# Materials provided
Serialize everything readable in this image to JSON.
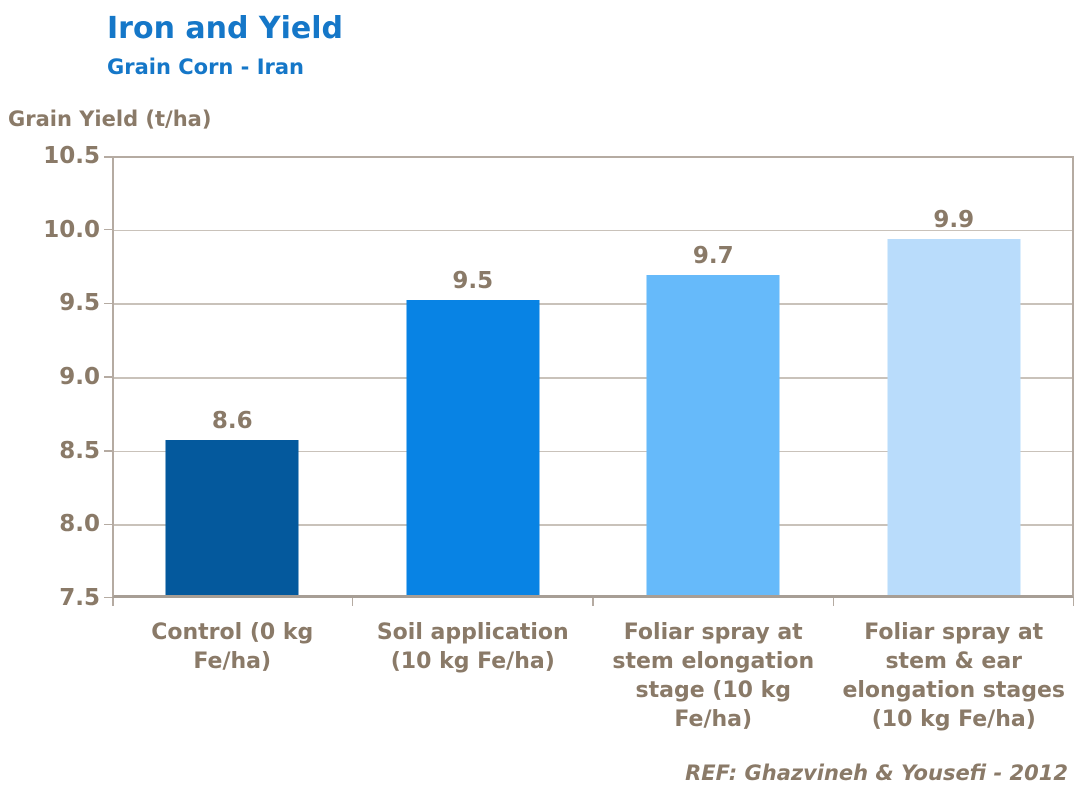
{
  "colors": {
    "title_blue": "#1577C8",
    "text_taupe": "#8A7A68",
    "gridline": "#C9C2BA",
    "plot_border": "#B5ABA2",
    "axis_line": "#A79E95"
  },
  "chart_data": {
    "type": "bar",
    "title": "Iron and Yield",
    "subtitle": "Grain Corn - Iran",
    "ylabel": "Grain Yield (t/ha)",
    "categories": [
      "Control (0 kg Fe/ha)",
      "Soil application (10 kg Fe/ha)",
      "Foliar spray at stem elongation stage (10 kg Fe/ha)",
      "Foliar spray at stem & ear elongation stages (10 kg Fe/ha)"
    ],
    "categories_display": [
      "Control (0 kg\nFe/ha)",
      "Soil application\n(10 kg Fe/ha)",
      "Foliar spray at\nstem elongation\nstage (10 kg\nFe/ha)",
      "Foliar spray at\nstem & ear\nelongation stages\n(10 kg Fe/ha)"
    ],
    "values": [
      8.6,
      9.5,
      9.7,
      9.9
    ],
    "value_labels": [
      "8.6",
      "9.5",
      "9.7",
      "9.9"
    ],
    "plotted_values": [
      8.57,
      9.52,
      9.69,
      9.94
    ],
    "ylim": [
      7.5,
      10.5
    ],
    "ytick_step": 0.5,
    "yticks": [
      "10.5",
      "10.0",
      "9.5",
      "9.0",
      "8.5",
      "8.0",
      "7.5"
    ],
    "grid": "horizontal gridlines on",
    "legend": "none",
    "bar_colors": [
      "#04599D",
      "#0883E4",
      "#66BAFA",
      "#B9DCFB"
    ],
    "reference": "REF: Ghazvineh & Yousefi - 2012"
  }
}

# Exercise objective
Report the count of lines in the entries that contain the string "stages", and nothing besides it.

# The answer
2